**PROBLEM STATEMENT:**
Look through the data below. Show each line where the string "cefalorachidiano" occurs.

**THE DATA:**

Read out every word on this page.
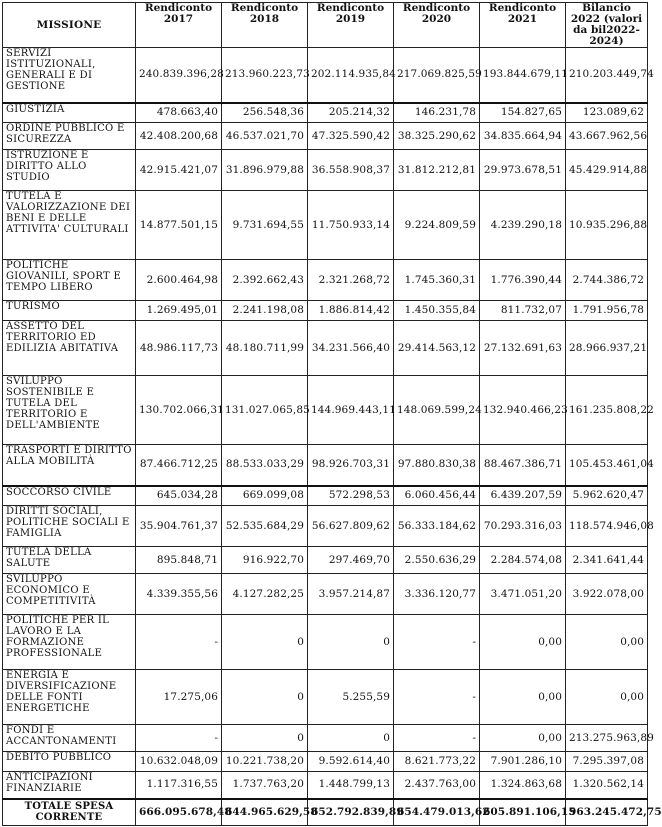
MISSIONE	Rendiconto 2017	Rendiconto 2018	Rendiconto 2019	Rendiconto 2020	Rendiconto 2021	Bilancio 2022 (valori da bil2022-2024)
SERVIZI ISTITUZIONALI, GENERALI E DI GESTIONE	240.839.396,28	213.960.223,73	202.114.935,84	217.069.825,59	193.844.679,11	210.203.449,74
GIUSTIZIA	478.663,40	256.548,36	205.214,32	146.231,78	154.827,65	123.089,62
ORDINE PUBBLICO E SICUREZZA	42.408.200,68	46.537.021,70	47.325.590,42	38.325.290,62	34.835.664,94	43.667.962,56
ISTRUZIONE E DIRITTO ALLO STUDIO	42.915.421,07	31.896.979,88	36.558.908,37	31.812.212,81	29.973.678,51	45.429.914,88
TUTELA E VALORIZZAZIONE DEI BENI E DELLE ATTIVITA' CULTURALI	14.877.501,15	9.731.694,55	11.750.933,14	9.224.809,59	4.239.290,18	10.935.296,88
POLITICHE GIOVANILI, SPORT E TEMPO LIBERO	2.600.464,98	2.392.662,43	2.321.268,72	1.745.360,31	1.776.390,44	2.744.386,72
TURISMO	1.269.495,01	2.241.198,08	1.886.814,42	1.450.355,84	811.732,07	1.791.956,78
ASSETTO DEL TERRITORIO ED EDILIZIA ABITATIVA	48.986.117,73	48.180.711,99	34.231.566,40	29.414.563,12	27.132.691,63	28.966.937,21
SVILUPPO SOSTENIBILE E TUTELA DEL TERRITORIO E DELL'AMBIENTE	130.702.066,31	131.027.065,85	144.969.443,11	148.069.599,24	132.940.466,23	161.235.808,22
TRASPORTI E DIRITTO ALLA MOBILITÀ	87.466.712,25	88.533.033,29	98.926.703,31	97.880.830,38	88.467.386,71	105.453.461,04
SOCCORSO CIVILE	645.034,28	669.099,08	572.298,53	6.060.456,44	6.439.207,59	5.962.620,47
DIRITTI SOCIALI, POLITICHE SOCIALI E FAMIGLIA	35.904.761,37	52.535.684,29	56.627.809,62	56.333.184,62	70.293.316,03	118.574.946,08
TUTELA DELLA SALUTE	895.848,71	916.922,70	297.469,70	2.550.636,29	2.284.574,08	2.341.641,44
SVILUPPO ECONOMICO E COMPETITIVITÀ	4.339.355,56	4.127.282,25	3.957.214,87	3.336.120,77	3.471.051,20	3.922.078,00
POLITICHE PER IL LAVORO E LA FORMAZIONE PROFESSIONALE	-	0	0	-	0,00	0,00
ENERGIA E DIVERSIFICAZIONE DELLE FONTI ENERGETICHE	17.275,06	0	5.255,59	-	0,00	0,00
FONDI E ACCANTONAMENTI	-	0	0	-	0,00	213.275.963,89
DEBITO PUBBLICO	10.632.048,09	10.221.738,20	9.592.614,40	8.621.773,22	7.901.286,10	7.295.397,08
ANTICIPAZIONI FINANZIARIE	1.117.316,55	1.737.763,20	1.448.799,13	2.437.763,00	1.324.863,68	1.320.562,14
TOTALE SPESA CORRENTE	666.095.678,48	644.965.629,58	652.792.839,89	654.479.013,62	605.891.106,15	963.245.472,75
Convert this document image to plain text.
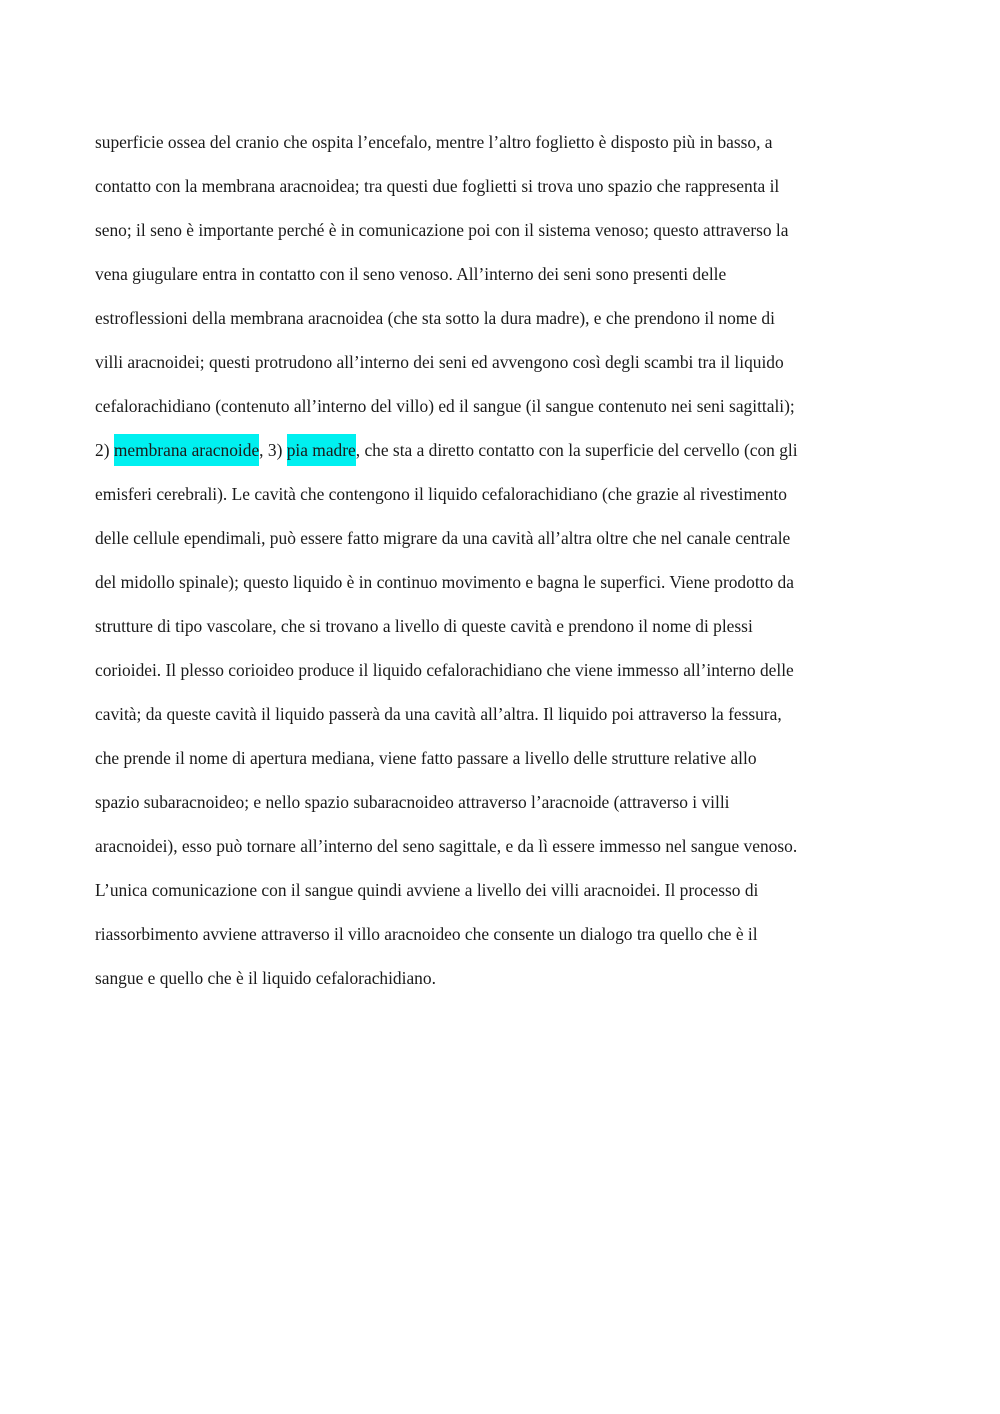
superficie ossea del cranio che ospita l’encefalo, mentre l’altro foglietto è disposto più in basso, a
contatto con la membrana aracnoidea; tra questi due foglietti si trova uno spazio che rappresenta il
seno; il seno è importante perché è in comunicazione poi con il sistema venoso; questo attraverso la
vena giugulare entra in contatto con il seno venoso. All’interno dei seni sono presenti delle
estroflessioni della membrana aracnoidea (che sta sotto la dura madre), e che prendono il nome di
villi aracnoidei; questi protrudono all’interno dei seni ed avvengono così degli scambi tra il liquido
cefalorachidiano (contenuto all’interno del villo) ed il sangue (il sangue contenuto nei seni sagittali);
2) membrana aracnoide, 3) pia madre, che sta a diretto contatto con la superficie del cervello (con gli
emisferi cerebrali). Le cavità che contengono il liquido cefalorachidiano (che grazie al rivestimento
delle cellule ependimali, può essere fatto migrare da una cavità all’altra oltre che nel canale centrale
del midollo spinale); questo liquido è in continuo movimento e bagna le superfici. Viene prodotto da
strutture di tipo vascolare, che si trovano a livello di queste cavità e prendono il nome di plessi
corioidei. Il plesso corioideo produce il liquido cefalorachidiano che viene immesso all’interno delle
cavità; da queste cavità il liquido passerà da una cavità all’altra. Il liquido poi attraverso la fessura,
che prende il nome di apertura mediana, viene fatto passare a livello delle strutture relative allo
spazio subaracnoideo; e nello spazio subaracnoideo attraverso l’aracnoide (attraverso i villi
aracnoidei), esso può tornare all’interno del seno sagittale, e da lì essere immesso nel sangue venoso.
L’unica comunicazione con il sangue quindi avviene a livello dei villi aracnoidei. Il processo di
riassorbimento avviene attraverso il villo aracnoideo che consente un dialogo tra quello che è il
sangue e quello che è il liquido cefalorachidiano.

**PROBLEM SOLUTION:**
cefalorachidiano (contenuto all’interno del villo) ed il sangue (il sangue contenuto nei seni sagittali);
emisferi cerebrali). Le cavità che contengono il liquido cefalorachidiano (che grazie al rivestimento
corioidei. Il plesso corioideo produce il liquido cefalorachidiano che viene immesso all’interno delle
sangue e quello che è il liquido cefalorachidiano.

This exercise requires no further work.